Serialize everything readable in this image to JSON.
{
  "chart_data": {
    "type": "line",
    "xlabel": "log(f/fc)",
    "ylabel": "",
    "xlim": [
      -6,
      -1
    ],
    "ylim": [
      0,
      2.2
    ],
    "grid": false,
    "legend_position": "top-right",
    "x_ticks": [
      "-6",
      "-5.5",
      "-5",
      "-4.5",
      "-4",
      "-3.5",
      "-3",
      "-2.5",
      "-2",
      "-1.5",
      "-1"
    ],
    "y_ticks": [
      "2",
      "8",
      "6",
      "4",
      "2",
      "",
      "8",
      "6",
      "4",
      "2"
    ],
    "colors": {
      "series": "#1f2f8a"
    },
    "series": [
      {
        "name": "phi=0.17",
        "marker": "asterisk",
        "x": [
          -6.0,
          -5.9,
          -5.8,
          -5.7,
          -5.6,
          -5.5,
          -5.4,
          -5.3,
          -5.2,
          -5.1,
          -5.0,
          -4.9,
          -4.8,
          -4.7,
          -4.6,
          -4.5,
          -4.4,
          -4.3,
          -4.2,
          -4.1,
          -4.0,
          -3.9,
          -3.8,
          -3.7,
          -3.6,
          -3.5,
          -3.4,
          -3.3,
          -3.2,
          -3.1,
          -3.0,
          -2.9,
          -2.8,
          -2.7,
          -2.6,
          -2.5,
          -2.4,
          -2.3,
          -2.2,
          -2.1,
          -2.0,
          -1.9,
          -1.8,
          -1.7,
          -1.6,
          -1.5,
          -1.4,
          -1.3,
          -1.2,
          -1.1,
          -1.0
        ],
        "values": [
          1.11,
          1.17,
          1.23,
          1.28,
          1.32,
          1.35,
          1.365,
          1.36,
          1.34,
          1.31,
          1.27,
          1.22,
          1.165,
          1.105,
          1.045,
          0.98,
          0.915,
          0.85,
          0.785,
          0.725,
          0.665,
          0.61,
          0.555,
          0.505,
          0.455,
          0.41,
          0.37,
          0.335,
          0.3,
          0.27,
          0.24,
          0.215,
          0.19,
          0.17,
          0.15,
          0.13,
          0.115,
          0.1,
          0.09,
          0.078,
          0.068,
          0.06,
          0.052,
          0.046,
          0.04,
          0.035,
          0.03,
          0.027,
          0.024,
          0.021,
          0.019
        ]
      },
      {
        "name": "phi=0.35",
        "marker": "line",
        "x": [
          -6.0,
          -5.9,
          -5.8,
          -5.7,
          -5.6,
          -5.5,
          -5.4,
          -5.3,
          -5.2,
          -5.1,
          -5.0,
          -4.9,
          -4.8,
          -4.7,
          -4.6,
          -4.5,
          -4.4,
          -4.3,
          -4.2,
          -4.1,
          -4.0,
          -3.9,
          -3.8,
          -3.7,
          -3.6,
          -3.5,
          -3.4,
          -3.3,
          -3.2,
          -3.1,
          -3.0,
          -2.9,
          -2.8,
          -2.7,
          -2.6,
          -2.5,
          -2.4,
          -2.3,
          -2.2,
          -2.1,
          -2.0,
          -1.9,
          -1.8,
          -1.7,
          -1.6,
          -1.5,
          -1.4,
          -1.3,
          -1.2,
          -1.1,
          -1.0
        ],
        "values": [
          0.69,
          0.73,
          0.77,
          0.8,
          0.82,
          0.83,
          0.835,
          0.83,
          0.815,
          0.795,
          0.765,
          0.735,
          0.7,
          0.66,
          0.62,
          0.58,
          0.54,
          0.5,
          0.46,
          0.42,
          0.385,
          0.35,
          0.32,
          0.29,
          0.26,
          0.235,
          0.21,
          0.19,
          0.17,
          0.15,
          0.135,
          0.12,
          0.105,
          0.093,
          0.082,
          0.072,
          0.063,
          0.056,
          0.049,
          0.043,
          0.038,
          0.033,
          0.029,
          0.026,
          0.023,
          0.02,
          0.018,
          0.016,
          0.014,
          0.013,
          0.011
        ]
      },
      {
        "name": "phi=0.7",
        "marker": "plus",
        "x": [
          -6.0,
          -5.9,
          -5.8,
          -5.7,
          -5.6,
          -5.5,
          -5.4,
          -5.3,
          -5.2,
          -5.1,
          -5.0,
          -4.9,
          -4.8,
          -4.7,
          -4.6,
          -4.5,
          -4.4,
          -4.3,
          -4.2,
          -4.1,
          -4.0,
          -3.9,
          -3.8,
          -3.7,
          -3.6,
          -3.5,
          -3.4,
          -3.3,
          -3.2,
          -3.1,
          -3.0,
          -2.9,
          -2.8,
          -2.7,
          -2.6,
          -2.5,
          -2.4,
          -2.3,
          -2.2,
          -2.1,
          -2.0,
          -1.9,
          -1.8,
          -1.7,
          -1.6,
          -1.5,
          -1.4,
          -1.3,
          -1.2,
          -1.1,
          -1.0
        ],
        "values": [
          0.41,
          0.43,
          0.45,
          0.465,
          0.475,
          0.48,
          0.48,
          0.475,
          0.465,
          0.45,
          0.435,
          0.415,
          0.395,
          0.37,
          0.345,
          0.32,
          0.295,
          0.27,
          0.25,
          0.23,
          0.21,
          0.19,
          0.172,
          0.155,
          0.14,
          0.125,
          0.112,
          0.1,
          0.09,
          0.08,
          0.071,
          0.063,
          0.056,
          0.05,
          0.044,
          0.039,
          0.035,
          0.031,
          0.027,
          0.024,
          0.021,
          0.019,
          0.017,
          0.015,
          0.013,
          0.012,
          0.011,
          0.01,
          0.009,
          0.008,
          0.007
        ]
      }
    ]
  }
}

Your instructions
Repeat the data precisely, line by line.

Correct result
Serialize everything readable in this image to JSON.
{
  "chart_data": {
    "type": "line",
    "xlabel": "log(f/fc)",
    "ylabel": "",
    "xlim": [
      -6,
      -1
    ],
    "ylim": [
      0,
      2.2
    ],
    "grid": false,
    "legend_position": "top-right",
    "x_ticks": [
      "-6",
      "-5.5",
      "-5",
      "-4.5",
      "-4",
      "-3.5",
      "-3",
      "-2.5",
      "-2",
      "-1.5",
      "-1"
    ],
    "y_ticks": [
      "2",
      "8",
      "6",
      "4",
      "2",
      "",
      "8",
      "6",
      "4",
      "2"
    ],
    "colors": {
      "series": "#1f2f8a"
    },
    "series": [
      {
        "name": "phi=0.17",
        "marker": "asterisk",
        "x": [
          -6.0,
          -5.9,
          -5.8,
          -5.7,
          -5.6,
          -5.5,
          -5.4,
          -5.3,
          -5.2,
          -5.1,
          -5.0,
          -4.9,
          -4.8,
          -4.7,
          -4.6,
          -4.5,
          -4.4,
          -4.3,
          -4.2,
          -4.1,
          -4.0,
          -3.9,
          -3.8,
          -3.7,
          -3.6,
          -3.5,
          -3.4,
          -3.3,
          -3.2,
          -3.1,
          -3.0,
          -2.9,
          -2.8,
          -2.7,
          -2.6,
          -2.5,
          -2.4,
          -2.3,
          -2.2,
          -2.1,
          -2.0,
          -1.9,
          -1.8,
          -1.7,
          -1.6,
          -1.5,
          -1.4,
          -1.3,
          -1.2,
          -1.1,
          -1.0
        ],
        "values": [
          1.11,
          1.17,
          1.23,
          1.28,
          1.32,
          1.35,
          1.365,
          1.36,
          1.34,
          1.31,
          1.27,
          1.22,
          1.165,
          1.105,
          1.045,
          0.98,
          0.915,
          0.85,
          0.785,
          0.725,
          0.665,
          0.61,
          0.555,
          0.505,
          0.455,
          0.41,
          0.37,
          0.335,
          0.3,
          0.27,
          0.24,
          0.215,
          0.19,
          0.17,
          0.15,
          0.13,
          0.115,
          0.1,
          0.09,
          0.078,
          0.068,
          0.06,
          0.052,
          0.046,
          0.04,
          0.035,
          0.03,
          0.027,
          0.024,
          0.021,
          0.019
        ]
      },
      {
        "name": "phi=0.35",
        "marker": "line",
        "x": [
          -6.0,
          -5.9,
          -5.8,
          -5.7,
          -5.6,
          -5.5,
          -5.4,
          -5.3,
          -5.2,
          -5.1,
          -5.0,
          -4.9,
          -4.8,
          -4.7,
          -4.6,
          -4.5,
          -4.4,
          -4.3,
          -4.2,
          -4.1,
          -4.0,
          -3.9,
          -3.8,
          -3.7,
          -3.6,
          -3.5,
          -3.4,
          -3.3,
          -3.2,
          -3.1,
          -3.0,
          -2.9,
          -2.8,
          -2.7,
          -2.6,
          -2.5,
          -2.4,
          -2.3,
          -2.2,
          -2.1,
          -2.0,
          -1.9,
          -1.8,
          -1.7,
          -1.6,
          -1.5,
          -1.4,
          -1.3,
          -1.2,
          -1.1,
          -1.0
        ],
        "values": [
          0.69,
          0.73,
          0.77,
          0.8,
          0.82,
          0.83,
          0.835,
          0.83,
          0.815,
          0.795,
          0.765,
          0.735,
          0.7,
          0.66,
          0.62,
          0.58,
          0.54,
          0.5,
          0.46,
          0.42,
          0.385,
          0.35,
          0.32,
          0.29,
          0.26,
          0.235,
          0.21,
          0.19,
          0.17,
          0.15,
          0.135,
          0.12,
          0.105,
          0.093,
          0.082,
          0.072,
          0.063,
          0.056,
          0.049,
          0.043,
          0.038,
          0.033,
          0.029,
          0.026,
          0.023,
          0.02,
          0.018,
          0.016,
          0.014,
          0.013,
          0.011
        ]
      },
      {
        "name": "phi=0.7",
        "marker": "plus",
        "x": [
          -6.0,
          -5.9,
          -5.8,
          -5.7,
          -5.6,
          -5.5,
          -5.4,
          -5.3,
          -5.2,
          -5.1,
          -5.0,
          -4.9,
          -4.8,
          -4.7,
          -4.6,
          -4.5,
          -4.4,
          -4.3,
          -4.2,
          -4.1,
          -4.0,
          -3.9,
          -3.8,
          -3.7,
          -3.6,
          -3.5,
          -3.4,
          -3.3,
          -3.2,
          -3.1,
          -3.0,
          -2.9,
          -2.8,
          -2.7,
          -2.6,
          -2.5,
          -2.4,
          -2.3,
          -2.2,
          -2.1,
          -2.0,
          -1.9,
          -1.8,
          -1.7,
          -1.6,
          -1.5,
          -1.4,
          -1.3,
          -1.2,
          -1.1,
          -1.0
        ],
        "values": [
          0.41,
          0.43,
          0.45,
          0.465,
          0.475,
          0.48,
          0.48,
          0.475,
          0.465,
          0.45,
          0.435,
          0.415,
          0.395,
          0.37,
          0.345,
          0.32,
          0.295,
          0.27,
          0.25,
          0.23,
          0.21,
          0.19,
          0.172,
          0.155,
          0.14,
          0.125,
          0.112,
          0.1,
          0.09,
          0.08,
          0.071,
          0.063,
          0.056,
          0.05,
          0.044,
          0.039,
          0.035,
          0.031,
          0.027,
          0.024,
          0.021,
          0.019,
          0.017,
          0.015,
          0.013,
          0.012,
          0.011,
          0.01,
          0.009,
          0.008,
          0.007
        ]
      }
    ]
  }
}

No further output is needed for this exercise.